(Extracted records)
§

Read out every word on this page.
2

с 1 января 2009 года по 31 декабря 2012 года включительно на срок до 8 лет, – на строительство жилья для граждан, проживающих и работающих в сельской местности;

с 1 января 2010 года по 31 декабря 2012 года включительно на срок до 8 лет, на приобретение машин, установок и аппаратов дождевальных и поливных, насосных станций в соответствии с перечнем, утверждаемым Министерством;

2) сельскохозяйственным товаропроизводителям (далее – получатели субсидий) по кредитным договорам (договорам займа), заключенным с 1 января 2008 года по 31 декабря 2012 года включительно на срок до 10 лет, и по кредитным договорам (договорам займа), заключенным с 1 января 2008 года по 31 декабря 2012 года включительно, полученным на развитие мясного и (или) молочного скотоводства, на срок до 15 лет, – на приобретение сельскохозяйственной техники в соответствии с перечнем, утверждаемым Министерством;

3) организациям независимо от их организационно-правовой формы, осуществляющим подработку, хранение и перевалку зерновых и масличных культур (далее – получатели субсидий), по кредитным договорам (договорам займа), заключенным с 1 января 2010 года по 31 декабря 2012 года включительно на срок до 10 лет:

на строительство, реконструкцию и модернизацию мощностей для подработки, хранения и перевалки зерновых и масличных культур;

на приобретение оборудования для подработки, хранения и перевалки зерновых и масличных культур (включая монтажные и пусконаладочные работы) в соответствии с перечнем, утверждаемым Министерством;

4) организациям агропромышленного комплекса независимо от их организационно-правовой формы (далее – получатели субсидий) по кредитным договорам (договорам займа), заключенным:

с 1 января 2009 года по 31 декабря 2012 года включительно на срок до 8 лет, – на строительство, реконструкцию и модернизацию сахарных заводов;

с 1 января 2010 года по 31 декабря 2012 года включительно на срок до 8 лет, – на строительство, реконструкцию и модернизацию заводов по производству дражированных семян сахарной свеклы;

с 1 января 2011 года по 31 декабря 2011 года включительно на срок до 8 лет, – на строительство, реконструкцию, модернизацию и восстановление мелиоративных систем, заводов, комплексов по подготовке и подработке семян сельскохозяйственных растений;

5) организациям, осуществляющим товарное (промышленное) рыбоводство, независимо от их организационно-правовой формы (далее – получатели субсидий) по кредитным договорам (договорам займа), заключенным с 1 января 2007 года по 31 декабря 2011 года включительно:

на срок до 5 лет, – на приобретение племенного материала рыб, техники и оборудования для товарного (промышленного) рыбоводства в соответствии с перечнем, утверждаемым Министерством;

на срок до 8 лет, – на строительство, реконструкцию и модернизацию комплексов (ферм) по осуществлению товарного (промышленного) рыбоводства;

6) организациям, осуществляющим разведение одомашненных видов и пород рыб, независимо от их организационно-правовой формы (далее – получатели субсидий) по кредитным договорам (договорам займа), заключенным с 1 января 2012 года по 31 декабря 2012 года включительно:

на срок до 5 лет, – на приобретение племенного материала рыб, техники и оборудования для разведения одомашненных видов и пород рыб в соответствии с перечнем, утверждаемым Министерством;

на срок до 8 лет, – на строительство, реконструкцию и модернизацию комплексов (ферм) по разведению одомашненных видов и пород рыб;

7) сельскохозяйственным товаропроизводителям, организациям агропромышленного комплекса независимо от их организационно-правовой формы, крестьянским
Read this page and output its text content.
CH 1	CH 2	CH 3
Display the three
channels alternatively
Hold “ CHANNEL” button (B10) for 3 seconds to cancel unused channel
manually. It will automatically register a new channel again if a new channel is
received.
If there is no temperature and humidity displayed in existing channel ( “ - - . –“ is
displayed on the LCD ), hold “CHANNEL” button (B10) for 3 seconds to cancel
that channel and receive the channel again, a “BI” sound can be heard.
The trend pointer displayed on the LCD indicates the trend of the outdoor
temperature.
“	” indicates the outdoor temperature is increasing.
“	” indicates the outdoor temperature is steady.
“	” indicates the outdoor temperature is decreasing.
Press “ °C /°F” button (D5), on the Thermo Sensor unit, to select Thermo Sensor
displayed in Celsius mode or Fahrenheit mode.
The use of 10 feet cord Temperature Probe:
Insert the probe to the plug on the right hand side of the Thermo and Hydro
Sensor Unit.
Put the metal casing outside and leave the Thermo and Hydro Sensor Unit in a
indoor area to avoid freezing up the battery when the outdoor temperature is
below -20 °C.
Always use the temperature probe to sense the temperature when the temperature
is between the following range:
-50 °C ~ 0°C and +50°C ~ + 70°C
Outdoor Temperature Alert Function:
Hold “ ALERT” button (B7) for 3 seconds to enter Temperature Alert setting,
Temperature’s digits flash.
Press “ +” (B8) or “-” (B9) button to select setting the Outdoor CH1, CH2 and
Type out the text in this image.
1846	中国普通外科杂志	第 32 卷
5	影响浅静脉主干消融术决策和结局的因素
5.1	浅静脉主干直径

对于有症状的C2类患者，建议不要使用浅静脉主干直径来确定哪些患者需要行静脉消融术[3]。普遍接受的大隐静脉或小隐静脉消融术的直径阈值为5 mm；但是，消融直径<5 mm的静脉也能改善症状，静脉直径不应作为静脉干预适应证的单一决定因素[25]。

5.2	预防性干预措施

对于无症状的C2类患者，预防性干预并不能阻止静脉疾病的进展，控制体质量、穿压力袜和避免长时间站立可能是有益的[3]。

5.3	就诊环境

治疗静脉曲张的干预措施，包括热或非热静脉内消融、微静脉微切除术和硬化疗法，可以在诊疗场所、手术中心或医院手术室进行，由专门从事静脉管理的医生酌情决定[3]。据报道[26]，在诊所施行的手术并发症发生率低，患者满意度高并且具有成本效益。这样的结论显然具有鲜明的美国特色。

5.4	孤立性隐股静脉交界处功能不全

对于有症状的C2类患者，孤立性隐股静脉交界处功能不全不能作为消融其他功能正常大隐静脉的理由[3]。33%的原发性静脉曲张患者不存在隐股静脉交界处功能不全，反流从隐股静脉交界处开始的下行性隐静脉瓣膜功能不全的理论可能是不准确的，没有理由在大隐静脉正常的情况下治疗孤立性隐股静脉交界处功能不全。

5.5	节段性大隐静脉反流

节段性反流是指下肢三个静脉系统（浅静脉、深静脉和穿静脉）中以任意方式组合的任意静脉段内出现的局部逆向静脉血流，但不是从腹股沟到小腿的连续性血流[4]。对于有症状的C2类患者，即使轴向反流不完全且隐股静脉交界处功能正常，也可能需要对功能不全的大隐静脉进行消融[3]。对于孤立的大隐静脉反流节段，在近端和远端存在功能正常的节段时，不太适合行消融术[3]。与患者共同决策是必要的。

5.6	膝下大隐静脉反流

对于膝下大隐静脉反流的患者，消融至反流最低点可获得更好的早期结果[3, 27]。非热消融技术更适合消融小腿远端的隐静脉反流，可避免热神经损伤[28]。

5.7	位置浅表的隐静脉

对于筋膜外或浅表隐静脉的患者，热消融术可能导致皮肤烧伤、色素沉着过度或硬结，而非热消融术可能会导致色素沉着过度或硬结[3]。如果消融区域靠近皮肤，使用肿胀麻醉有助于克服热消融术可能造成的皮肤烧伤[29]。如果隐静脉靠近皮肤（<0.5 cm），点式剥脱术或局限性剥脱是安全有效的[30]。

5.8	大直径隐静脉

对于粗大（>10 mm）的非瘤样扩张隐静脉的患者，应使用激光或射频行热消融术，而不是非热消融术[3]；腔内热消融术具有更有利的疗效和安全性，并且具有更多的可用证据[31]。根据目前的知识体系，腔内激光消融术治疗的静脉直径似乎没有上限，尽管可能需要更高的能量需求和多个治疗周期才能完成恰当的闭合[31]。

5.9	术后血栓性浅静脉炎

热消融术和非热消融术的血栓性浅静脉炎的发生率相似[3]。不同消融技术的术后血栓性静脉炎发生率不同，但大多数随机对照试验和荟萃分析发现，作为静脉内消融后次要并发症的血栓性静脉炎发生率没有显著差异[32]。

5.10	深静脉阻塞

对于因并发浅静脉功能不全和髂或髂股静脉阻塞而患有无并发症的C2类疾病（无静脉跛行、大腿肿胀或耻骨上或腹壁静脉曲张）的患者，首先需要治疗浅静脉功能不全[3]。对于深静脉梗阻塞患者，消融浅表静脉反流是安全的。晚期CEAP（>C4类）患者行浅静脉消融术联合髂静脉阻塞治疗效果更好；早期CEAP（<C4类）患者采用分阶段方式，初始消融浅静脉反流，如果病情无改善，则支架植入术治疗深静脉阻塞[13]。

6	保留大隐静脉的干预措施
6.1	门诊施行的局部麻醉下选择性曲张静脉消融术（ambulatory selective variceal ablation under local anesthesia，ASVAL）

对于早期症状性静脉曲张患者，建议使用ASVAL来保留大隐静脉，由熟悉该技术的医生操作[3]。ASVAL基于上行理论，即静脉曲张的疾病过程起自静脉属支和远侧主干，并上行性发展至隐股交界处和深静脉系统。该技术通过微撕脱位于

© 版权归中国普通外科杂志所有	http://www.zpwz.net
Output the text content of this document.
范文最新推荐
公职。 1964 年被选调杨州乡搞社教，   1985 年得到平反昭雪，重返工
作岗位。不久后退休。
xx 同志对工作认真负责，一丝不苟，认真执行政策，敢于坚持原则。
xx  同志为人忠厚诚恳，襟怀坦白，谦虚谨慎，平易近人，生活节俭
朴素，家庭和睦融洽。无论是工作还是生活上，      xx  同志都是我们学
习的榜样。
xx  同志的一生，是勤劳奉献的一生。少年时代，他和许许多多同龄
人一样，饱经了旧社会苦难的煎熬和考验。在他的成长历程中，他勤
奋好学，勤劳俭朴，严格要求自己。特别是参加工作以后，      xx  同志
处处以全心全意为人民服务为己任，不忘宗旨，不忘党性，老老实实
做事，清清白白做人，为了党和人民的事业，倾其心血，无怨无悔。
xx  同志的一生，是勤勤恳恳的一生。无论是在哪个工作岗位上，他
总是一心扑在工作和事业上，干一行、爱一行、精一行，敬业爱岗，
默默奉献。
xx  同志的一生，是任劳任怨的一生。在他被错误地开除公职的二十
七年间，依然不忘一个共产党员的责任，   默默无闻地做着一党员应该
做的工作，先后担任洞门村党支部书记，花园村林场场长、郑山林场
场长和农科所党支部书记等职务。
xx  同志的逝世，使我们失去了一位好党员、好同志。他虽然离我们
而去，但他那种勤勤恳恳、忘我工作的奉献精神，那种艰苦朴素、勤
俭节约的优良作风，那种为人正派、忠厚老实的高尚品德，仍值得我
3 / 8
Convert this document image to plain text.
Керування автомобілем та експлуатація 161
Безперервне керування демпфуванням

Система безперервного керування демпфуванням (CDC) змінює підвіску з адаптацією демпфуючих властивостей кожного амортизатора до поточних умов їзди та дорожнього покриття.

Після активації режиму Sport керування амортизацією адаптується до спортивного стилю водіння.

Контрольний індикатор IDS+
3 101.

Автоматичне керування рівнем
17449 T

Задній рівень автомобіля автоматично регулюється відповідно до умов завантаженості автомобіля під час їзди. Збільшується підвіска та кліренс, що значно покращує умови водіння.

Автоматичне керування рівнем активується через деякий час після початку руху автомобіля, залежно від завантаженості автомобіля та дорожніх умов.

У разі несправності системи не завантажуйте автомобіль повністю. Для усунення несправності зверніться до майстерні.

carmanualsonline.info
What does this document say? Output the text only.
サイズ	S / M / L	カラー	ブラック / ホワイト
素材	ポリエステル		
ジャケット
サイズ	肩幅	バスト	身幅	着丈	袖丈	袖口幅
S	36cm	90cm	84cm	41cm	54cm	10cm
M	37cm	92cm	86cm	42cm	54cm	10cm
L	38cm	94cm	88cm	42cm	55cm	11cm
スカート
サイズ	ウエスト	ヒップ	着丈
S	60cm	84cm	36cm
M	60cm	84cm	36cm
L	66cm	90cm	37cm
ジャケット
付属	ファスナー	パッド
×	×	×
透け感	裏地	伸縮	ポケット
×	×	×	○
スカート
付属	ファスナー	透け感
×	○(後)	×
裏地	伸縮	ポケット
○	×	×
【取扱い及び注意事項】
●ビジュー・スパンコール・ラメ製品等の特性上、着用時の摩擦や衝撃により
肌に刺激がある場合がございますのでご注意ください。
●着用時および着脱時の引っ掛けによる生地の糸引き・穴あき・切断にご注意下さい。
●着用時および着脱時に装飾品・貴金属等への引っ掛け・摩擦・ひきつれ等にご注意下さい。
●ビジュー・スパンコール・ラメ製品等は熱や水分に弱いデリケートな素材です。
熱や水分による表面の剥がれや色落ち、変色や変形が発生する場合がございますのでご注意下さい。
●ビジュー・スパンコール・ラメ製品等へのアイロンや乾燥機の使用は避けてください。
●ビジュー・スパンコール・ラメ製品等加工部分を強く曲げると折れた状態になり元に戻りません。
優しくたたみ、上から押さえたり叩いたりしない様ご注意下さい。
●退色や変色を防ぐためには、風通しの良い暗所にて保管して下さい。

§

◆ **EXERCISE**
Output the line containing "Convert this document image to plain text." and all lines after it to the end of the records, exactly as given.

◆ **THE ANSWER**
Convert this document image to plain text.
Керування автомобілем та експлуатація 161
Безперервне керування демпфуванням

Система безперервного керування демпфуванням (CDC) змінює підвіску з адаптацією демпфуючих властивостей кожного амортизатора до поточних умов їзди та дорожнього покриття.

Після активації режиму Sport керування амортизацією адаптується до спортивного стилю водіння.

Контрольний індикатор IDS+
3 101.

Автоматичне керування рівнем
17449 T

Задній рівень автомобіля автоматично регулюється відповідно до умов завантаженості автомобіля під час їзди. Збільшується підвіска та кліренс, що значно покращує умови водіння.

Автоматичне керування рівнем активується через деякий час після початку руху автомобіля, залежно від завантаженості автомобіля та дорожніх умов.

У разі несправності системи не завантажуйте автомобіль повністю. Для усунення несправності зверніться до майстерні.

carmanualsonline.info
What does this document say? Output the text only.
サイズ	S / M / L	カラー	ブラック / ホワイト
素材	ポリエステル		
ジャケット
サイズ	肩幅	バスト	身幅	着丈	袖丈	袖口幅
S	36cm	90cm	84cm	41cm	54cm	10cm
M	37cm	92cm	86cm	42cm	54cm	10cm
L	38cm	94cm	88cm	42cm	55cm	11cm
スカート
サイズ	ウエスト	ヒップ	着丈
S	60cm	84cm	36cm
M	60cm	84cm	36cm
L	66cm	90cm	37cm
ジャケット
付属	ファスナー	パッド
×	×	×
透け感	裏地	伸縮	ポケット
×	×	×	○
スカート
付属	ファスナー	透け感
×	○(後)	×
裏地	伸縮	ポケット
○	×	×
【取扱い及び注意事項】
●ビジュー・スパンコール・ラメ製品等の特性上、着用時の摩擦や衝撃により
肌に刺激がある場合がございますのでご注意ください。
●着用時および着脱時の引っ掛けによる生地の糸引き・穴あき・切断にご注意下さい。
●着用時および着脱時に装飾品・貴金属等への引っ掛け・摩擦・ひきつれ等にご注意下さい。
●ビジュー・スパンコール・ラメ製品等は熱や水分に弱いデリケートな素材です。
熱や水分による表面の剥がれや色落ち、変色や変形が発生する場合がございますのでご注意下さい。
●ビジュー・スパンコール・ラメ製品等へのアイロンや乾燥機の使用は避けてください。
●ビジュー・スパンコール・ラメ製品等加工部分を強く曲げると折れた状態になり元に戻りません。
優しくたたみ、上から押さえたり叩いたりしない様ご注意下さい。
●退色や変色を防ぐためには、風通しの良い暗所にて保管して下さい。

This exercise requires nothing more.